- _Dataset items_

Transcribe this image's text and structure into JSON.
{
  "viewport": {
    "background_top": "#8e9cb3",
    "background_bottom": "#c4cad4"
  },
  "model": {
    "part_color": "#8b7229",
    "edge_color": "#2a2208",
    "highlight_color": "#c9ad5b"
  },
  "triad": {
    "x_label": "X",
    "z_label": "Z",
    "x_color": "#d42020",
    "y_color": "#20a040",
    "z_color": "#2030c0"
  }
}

- _WHAT YOU WILL DO_
Write out every line of the records exactly.

- _RESPONSE_
Transcribe this image's text and structure into JSON.
{
  "viewport": {
    "background_top": "#8e9cb3",
    "background_bottom": "#c4cad4"
  },
  "model": {
    "part_color": "#8b7229",
    "edge_color": "#2a2208",
    "highlight_color": "#c9ad5b"
  },
  "triad": {
    "x_label": "X",
    "z_label": "Z",
    "x_color": "#d42020",
    "y_color": "#20a040",
    "z_color": "#2030c0"
  }
}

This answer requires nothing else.